*Problem statement*
Repeat the data exactly, every last line of it.

*Data for this task*
========================================================================
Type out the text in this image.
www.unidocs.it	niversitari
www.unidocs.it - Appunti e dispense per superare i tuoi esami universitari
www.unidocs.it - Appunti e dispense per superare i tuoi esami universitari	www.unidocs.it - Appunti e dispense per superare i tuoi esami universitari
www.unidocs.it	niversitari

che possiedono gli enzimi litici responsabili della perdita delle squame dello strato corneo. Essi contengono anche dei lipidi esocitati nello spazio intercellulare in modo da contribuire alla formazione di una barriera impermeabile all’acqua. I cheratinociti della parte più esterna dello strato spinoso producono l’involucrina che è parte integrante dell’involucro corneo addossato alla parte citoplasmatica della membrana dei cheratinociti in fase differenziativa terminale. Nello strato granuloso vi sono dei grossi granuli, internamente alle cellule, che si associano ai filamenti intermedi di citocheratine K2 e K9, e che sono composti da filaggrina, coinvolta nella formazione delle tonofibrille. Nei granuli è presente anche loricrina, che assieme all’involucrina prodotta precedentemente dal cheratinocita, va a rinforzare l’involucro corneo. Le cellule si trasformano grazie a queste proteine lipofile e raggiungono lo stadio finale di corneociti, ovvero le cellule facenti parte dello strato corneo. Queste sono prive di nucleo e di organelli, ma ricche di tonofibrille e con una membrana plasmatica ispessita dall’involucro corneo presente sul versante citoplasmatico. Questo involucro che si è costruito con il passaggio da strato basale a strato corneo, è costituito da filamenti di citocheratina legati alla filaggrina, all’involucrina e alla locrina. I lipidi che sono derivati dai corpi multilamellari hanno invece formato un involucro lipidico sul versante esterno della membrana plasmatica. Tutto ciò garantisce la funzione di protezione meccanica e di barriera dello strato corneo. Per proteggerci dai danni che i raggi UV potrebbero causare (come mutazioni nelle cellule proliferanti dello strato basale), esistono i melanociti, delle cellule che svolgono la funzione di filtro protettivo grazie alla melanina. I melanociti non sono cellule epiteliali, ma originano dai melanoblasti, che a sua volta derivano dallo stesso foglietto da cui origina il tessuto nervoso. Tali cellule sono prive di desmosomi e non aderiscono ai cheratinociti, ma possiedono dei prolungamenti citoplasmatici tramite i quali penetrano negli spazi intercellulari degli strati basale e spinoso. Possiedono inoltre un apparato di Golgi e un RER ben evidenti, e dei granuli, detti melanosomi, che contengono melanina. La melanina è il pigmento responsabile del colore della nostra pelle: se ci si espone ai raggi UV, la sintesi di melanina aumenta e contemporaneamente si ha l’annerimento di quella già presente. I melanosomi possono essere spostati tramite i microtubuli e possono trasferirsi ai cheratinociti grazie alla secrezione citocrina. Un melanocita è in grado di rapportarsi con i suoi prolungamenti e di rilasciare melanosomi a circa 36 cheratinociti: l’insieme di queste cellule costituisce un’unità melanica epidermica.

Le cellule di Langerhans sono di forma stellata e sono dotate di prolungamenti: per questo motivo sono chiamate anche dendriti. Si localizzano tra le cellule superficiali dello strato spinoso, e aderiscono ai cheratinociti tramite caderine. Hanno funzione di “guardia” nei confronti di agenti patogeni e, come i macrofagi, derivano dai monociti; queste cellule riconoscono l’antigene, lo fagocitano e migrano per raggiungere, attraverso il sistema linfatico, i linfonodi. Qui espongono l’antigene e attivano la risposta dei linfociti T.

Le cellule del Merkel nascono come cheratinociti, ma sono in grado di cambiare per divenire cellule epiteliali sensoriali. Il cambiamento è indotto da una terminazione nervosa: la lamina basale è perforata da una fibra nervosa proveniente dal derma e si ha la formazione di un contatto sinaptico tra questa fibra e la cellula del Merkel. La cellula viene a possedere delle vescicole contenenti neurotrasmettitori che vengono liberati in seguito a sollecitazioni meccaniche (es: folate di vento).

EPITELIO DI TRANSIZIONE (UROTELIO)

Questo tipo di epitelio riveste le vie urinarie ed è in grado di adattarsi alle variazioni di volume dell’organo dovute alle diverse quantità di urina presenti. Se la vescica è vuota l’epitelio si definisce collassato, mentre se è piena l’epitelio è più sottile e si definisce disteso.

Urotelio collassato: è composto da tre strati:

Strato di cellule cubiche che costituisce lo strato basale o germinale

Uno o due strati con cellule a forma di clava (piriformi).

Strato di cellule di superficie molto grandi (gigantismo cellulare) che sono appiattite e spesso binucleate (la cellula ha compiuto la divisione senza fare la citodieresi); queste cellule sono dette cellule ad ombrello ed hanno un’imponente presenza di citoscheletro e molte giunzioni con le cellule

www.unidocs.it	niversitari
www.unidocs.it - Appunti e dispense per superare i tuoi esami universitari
========================================================================
*Task response*
Type out the text in this image.
www.unidocs.it	niversitari
www.unidocs.it - Appunti e dispense per superare i tuoi esami universitari
www.unidocs.it - Appunti e dispense per superare i tuoi esami universitari	www.unidocs.it - Appunti e dispense per superare i tuoi esami universitari
www.unidocs.it	niversitari

che possiedono gli enzimi litici responsabili della perdita delle squame dello strato corneo. Essi contengono anche dei lipidi esocitati nello spazio intercellulare in modo da contribuire alla formazione di una barriera impermeabile all’acqua. I cheratinociti della parte più esterna dello strato spinoso producono l’involucrina che è parte integrante dell’involucro corneo addossato alla parte citoplasmatica della membrana dei cheratinociti in fase differenziativa terminale. Nello strato granuloso vi sono dei grossi granuli, internamente alle cellule, che si associano ai filamenti intermedi di citocheratine K2 e K9, e che sono composti da filaggrina, coinvolta nella formazione delle tonofibrille. Nei granuli è presente anche loricrina, che assieme all’involucrina prodotta precedentemente dal cheratinocita, va a rinforzare l’involucro corneo. Le cellule si trasformano grazie a queste proteine lipofile e raggiungono lo stadio finale di corneociti, ovvero le cellule facenti parte dello strato corneo. Queste sono prive di nucleo e di organelli, ma ricche di tonofibrille e con una membrana plasmatica ispessita dall’involucro corneo presente sul versante citoplasmatico. Questo involucro che si è costruito con il passaggio da strato basale a strato corneo, è costituito da filamenti di citocheratina legati alla filaggrina, all’involucrina e alla locrina. I lipidi che sono derivati dai corpi multilamellari hanno invece formato un involucro lipidico sul versante esterno della membrana plasmatica. Tutto ciò garantisce la funzione di protezione meccanica e di barriera dello strato corneo. Per proteggerci dai danni che i raggi UV potrebbero causare (come mutazioni nelle cellule proliferanti dello strato basale), esistono i melanociti, delle cellule che svolgono la funzione di filtro protettivo grazie alla melanina. I melanociti non sono cellule epiteliali, ma originano dai melanoblasti, che a sua volta derivano dallo stesso foglietto da cui origina il tessuto nervoso. Tali cellule sono prive di desmosomi e non aderiscono ai cheratinociti, ma possiedono dei prolungamenti citoplasmatici tramite i quali penetrano negli spazi intercellulari degli strati basale e spinoso. Possiedono inoltre un apparato di Golgi e un RER ben evidenti, e dei granuli, detti melanosomi, che contengono melanina. La melanina è il pigmento responsabile del colore della nostra pelle: se ci si espone ai raggi UV, la sintesi di melanina aumenta e contemporaneamente si ha l’annerimento di quella già presente. I melanosomi possono essere spostati tramite i microtubuli e possono trasferirsi ai cheratinociti grazie alla secrezione citocrina. Un melanocita è in grado di rapportarsi con i suoi prolungamenti e di rilasciare melanosomi a circa 36 cheratinociti: l’insieme di queste cellule costituisce un’unità melanica epidermica.

Le cellule di Langerhans sono di forma stellata e sono dotate di prolungamenti: per questo motivo sono chiamate anche dendriti. Si localizzano tra le cellule superficiali dello strato spinoso, e aderiscono ai cheratinociti tramite caderine. Hanno funzione di “guardia” nei confronti di agenti patogeni e, come i macrofagi, derivano dai monociti; queste cellule riconoscono l’antigene, lo fagocitano e migrano per raggiungere, attraverso il sistema linfatico, i linfonodi. Qui espongono l’antigene e attivano la risposta dei linfociti T.

Le cellule del Merkel nascono come cheratinociti, ma sono in grado di cambiare per divenire cellule epiteliali sensoriali. Il cambiamento è indotto da una terminazione nervosa: la lamina basale è perforata da una fibra nervosa proveniente dal derma e si ha la formazione di un contatto sinaptico tra questa fibra e la cellula del Merkel. La cellula viene a possedere delle vescicole contenenti neurotrasmettitori che vengono liberati in seguito a sollecitazioni meccaniche (es: folate di vento).

EPITELIO DI TRANSIZIONE (UROTELIO)

Questo tipo di epitelio riveste le vie urinarie ed è in grado di adattarsi alle variazioni di volume dell’organo dovute alle diverse quantità di urina presenti. Se la vescica è vuota l’epitelio si definisce collassato, mentre se è piena l’epitelio è più sottile e si definisce disteso.

Urotelio collassato: è composto da tre strati:

Strato di cellule cubiche che costituisce lo strato basale o germinale

Uno o due strati con cellule a forma di clava (piriformi).

Strato di cellule di superficie molto grandi (gigantismo cellulare) che sono appiattite e spesso binucleate (la cellula ha compiuto la divisione senza fare la citodieresi); queste cellule sono dette cellule ad ombrello ed hanno un’imponente presenza di citoscheletro e molte giunzioni con le cellule

www.unidocs.it	niversitari
www.unidocs.it - Appunti e dispense per superare i tuoi esami universitari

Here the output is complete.